Frank Vogel is using this time to figure out playoff rotations

I know this may seem like an excuse to some readers, but think about it for a second.

Which two teams have nothing to play for until the playoffs? The first-seeded Los Angeles Lakers and first-seeded Milwaukee Bucks, who could both lose out and still be guaranteed top seeding in their respective conferences.

The latter’s playoff rotation is locked and loaded, so their poor bubble record (2-3) can be attributed to a combination of resting guys and coasting. However, the Lakers are in a unique position where their rotation is far from set, even on the verge of the playoffs.

With the losses of Avery Bradley and Rajon Rondo, plus the additions of Dion Waiters and J.R. Smith, Frank Vogel has been experimenting with his lineups and their minutes, to figure out his favorite combinations for the postseason.

In the last two games, the following four players received extended minutes, relative to their usual allotment:

  • Quinn Cook
  • Markieff Morris
  • Talen Horton-Tucker
  • Jared Dudley

Let’s not get it twisted, the only reason Dudley is getting minutes is to give rotation players a rest before games start to matter. However, with the other three, Vogel is almost certainly giving them extra court-time to figure out whether they can be trusted in big games.

Despite the lack of wins, there have been some encouraging early returns.

Talen Horton-Tucker is only 19 years of age, yet was close to our best player against the Rockets and was solid against the Pacers. The oft-maligned Quinn Cook hit 5 threes and scored 21 points in our last game. To counteract the small ball of the Rockets, Vogel even experimented with Markieff Morris at the 5.
********
# INSTRUCTION
In the piece on the Lakers' playoff rotation, rewrite the passage from "In the last" to "Morris at the 5." with "Rockets" swapped for "Houston".
********
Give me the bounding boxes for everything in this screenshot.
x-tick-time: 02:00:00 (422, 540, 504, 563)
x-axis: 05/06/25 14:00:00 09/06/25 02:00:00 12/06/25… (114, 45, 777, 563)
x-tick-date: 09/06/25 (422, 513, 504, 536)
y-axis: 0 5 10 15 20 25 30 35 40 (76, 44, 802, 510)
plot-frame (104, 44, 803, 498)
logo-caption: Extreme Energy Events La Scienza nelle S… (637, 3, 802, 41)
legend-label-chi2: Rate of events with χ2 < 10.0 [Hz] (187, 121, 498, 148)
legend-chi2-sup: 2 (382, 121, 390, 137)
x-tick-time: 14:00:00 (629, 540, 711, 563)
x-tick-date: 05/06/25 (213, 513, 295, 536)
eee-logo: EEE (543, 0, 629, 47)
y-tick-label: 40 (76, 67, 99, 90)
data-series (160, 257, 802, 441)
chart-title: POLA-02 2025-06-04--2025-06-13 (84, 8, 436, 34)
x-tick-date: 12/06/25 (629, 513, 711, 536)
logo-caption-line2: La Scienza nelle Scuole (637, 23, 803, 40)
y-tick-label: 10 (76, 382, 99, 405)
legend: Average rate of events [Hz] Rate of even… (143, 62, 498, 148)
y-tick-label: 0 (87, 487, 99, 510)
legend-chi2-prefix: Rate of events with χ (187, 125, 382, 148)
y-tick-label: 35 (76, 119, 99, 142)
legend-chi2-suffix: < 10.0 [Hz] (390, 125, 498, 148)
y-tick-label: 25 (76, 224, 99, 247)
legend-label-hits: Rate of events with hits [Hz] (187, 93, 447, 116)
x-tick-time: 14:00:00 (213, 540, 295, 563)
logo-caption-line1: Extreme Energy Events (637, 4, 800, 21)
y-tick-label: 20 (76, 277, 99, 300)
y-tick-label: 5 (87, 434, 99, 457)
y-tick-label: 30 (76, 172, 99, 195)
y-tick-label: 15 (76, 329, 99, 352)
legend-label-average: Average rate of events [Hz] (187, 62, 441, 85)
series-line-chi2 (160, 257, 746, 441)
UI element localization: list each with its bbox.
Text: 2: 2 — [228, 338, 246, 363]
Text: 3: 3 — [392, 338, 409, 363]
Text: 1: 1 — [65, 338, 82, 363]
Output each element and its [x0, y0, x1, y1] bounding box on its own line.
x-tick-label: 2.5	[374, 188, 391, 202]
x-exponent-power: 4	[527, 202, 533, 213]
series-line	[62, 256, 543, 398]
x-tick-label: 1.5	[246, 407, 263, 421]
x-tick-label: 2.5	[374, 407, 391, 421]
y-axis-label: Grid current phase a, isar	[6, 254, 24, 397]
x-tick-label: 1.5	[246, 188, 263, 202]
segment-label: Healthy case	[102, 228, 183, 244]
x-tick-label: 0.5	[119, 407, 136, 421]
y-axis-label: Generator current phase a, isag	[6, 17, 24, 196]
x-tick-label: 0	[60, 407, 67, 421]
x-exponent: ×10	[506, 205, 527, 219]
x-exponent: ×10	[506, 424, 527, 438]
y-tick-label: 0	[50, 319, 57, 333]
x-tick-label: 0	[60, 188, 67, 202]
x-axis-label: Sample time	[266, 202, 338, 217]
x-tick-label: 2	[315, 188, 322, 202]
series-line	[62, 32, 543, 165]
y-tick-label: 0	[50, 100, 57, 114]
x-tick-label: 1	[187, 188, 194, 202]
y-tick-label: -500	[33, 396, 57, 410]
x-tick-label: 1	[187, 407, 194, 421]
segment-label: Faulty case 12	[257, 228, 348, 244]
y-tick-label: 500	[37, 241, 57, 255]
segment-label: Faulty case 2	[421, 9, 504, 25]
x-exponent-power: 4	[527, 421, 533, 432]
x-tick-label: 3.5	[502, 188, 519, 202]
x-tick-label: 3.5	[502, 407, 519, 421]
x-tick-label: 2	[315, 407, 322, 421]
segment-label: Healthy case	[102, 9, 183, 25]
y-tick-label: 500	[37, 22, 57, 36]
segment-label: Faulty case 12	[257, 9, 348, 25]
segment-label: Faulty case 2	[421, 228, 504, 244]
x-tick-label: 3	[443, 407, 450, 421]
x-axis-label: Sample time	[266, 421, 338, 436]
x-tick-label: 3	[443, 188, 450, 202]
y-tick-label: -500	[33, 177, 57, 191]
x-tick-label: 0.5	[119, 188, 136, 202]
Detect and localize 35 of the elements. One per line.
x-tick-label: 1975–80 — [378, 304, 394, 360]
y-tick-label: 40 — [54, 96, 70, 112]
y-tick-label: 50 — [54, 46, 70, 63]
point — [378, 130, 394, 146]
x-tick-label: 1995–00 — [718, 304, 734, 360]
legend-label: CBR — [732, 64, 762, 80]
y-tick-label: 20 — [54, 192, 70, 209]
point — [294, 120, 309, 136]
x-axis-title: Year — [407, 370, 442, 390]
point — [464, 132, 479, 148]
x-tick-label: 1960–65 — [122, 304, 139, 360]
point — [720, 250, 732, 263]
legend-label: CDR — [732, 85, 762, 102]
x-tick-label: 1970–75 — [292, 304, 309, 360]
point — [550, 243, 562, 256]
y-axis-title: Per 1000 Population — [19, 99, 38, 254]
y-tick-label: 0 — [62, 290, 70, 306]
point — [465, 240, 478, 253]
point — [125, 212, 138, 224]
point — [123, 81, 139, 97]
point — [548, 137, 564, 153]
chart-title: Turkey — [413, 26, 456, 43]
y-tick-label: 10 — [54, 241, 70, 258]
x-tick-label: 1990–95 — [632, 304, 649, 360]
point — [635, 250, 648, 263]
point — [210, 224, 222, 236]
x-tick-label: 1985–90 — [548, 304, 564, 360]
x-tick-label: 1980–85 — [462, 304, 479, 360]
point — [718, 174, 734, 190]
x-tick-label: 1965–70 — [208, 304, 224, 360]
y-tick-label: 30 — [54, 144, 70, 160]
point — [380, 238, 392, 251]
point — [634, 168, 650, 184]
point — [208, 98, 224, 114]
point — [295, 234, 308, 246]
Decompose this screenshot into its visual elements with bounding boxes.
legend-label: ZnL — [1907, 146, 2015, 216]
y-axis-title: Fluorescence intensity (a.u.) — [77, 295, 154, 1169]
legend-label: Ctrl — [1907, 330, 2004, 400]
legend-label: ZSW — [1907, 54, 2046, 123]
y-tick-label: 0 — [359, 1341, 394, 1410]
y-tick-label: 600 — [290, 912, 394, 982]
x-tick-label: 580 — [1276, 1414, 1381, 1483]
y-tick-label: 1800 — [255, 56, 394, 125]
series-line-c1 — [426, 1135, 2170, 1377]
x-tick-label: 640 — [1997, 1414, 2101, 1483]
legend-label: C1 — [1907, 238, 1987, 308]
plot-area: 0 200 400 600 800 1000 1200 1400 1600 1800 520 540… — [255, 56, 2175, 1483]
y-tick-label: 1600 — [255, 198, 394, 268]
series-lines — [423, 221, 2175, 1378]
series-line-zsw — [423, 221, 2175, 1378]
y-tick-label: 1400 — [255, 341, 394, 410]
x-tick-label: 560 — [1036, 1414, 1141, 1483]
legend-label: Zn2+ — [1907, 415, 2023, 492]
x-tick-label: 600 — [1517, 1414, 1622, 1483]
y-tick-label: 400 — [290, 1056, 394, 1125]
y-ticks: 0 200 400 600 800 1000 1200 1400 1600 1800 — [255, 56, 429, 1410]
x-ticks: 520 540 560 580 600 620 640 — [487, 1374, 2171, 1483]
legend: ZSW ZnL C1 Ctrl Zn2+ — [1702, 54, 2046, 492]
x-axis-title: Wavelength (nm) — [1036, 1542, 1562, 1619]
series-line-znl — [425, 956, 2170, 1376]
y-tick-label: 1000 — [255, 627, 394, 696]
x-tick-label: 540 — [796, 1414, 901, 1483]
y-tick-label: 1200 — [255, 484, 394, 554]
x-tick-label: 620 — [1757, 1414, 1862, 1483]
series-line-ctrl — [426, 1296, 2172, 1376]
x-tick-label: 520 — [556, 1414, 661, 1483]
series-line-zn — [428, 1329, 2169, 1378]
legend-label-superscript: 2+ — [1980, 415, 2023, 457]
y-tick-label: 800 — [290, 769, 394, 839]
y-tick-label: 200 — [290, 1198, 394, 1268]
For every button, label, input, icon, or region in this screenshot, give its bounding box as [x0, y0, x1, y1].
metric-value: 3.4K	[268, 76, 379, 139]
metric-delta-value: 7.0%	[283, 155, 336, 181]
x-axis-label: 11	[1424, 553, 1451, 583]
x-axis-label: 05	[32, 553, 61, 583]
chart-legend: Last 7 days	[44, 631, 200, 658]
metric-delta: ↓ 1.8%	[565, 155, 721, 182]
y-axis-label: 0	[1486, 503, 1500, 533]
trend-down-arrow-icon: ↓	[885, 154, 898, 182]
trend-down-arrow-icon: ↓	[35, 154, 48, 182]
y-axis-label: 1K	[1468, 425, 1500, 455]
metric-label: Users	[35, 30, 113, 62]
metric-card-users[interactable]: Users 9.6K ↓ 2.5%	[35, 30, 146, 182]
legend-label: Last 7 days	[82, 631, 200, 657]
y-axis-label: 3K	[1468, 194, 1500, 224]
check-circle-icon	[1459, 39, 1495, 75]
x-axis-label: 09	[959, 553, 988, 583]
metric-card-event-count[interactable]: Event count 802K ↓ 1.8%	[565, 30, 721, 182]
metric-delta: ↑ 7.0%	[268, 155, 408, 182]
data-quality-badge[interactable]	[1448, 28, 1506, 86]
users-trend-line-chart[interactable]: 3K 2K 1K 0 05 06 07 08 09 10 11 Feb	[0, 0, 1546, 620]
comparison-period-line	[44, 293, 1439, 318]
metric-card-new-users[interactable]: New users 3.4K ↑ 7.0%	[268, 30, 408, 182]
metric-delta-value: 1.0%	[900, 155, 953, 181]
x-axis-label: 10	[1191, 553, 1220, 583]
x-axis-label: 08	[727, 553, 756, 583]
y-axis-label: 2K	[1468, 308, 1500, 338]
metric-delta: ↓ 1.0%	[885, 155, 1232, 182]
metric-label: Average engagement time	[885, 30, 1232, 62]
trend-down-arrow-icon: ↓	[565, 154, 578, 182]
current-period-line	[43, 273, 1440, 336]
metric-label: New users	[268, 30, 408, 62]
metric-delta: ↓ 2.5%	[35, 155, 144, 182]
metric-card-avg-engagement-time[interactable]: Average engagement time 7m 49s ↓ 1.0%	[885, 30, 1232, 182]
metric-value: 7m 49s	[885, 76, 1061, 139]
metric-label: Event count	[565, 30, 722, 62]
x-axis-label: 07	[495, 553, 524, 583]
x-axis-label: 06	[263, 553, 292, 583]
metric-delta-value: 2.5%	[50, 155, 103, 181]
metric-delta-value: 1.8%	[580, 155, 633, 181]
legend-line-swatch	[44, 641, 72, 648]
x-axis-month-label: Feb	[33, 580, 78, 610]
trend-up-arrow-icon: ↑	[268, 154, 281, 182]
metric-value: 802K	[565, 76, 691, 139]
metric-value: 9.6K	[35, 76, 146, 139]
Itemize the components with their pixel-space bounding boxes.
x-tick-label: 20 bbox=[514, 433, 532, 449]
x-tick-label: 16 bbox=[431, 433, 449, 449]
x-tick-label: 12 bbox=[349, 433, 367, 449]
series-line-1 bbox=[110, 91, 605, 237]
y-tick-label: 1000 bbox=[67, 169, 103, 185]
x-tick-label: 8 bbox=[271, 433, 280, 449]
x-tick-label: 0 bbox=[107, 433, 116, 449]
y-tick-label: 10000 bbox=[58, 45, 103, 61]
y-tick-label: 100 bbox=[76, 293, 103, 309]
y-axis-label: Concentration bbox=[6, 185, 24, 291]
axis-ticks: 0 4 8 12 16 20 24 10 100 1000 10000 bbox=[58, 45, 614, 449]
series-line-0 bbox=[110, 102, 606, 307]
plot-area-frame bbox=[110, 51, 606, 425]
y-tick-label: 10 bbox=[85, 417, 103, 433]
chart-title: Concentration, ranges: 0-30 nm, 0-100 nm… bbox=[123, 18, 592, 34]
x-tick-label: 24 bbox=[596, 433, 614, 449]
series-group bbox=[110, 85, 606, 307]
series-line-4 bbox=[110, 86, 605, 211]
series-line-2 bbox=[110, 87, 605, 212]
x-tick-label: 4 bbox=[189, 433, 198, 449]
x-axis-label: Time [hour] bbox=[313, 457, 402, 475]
********
# TASK RESULT
In the last two games, the following four players received extended minutes, relative to their usual allotment:

  • Quinn Cook
  • Markieff Morris
  • Talen Horton-Tucker
  • Jared Dudley

Let’s not get it twisted, the only reason Dudley is getting minutes is to give rotation players a rest before games start to matter. However, with the other three, Vogel is almost certainly giving them extra court-time to figure out whether they can be trusted in big games.

Despite the lack of wins, there have been some encouraging early returns.

Talen Horton-Tucker is only 19 years of age, yet was close to our best player against the Houston and was solid against the Pacers. The oft-maligned Quinn Cook hit 5 threes and scored 21 points in our last game. To counteract the small ball of the Houston, Vogel even experimented with Markieff Morris at the 5.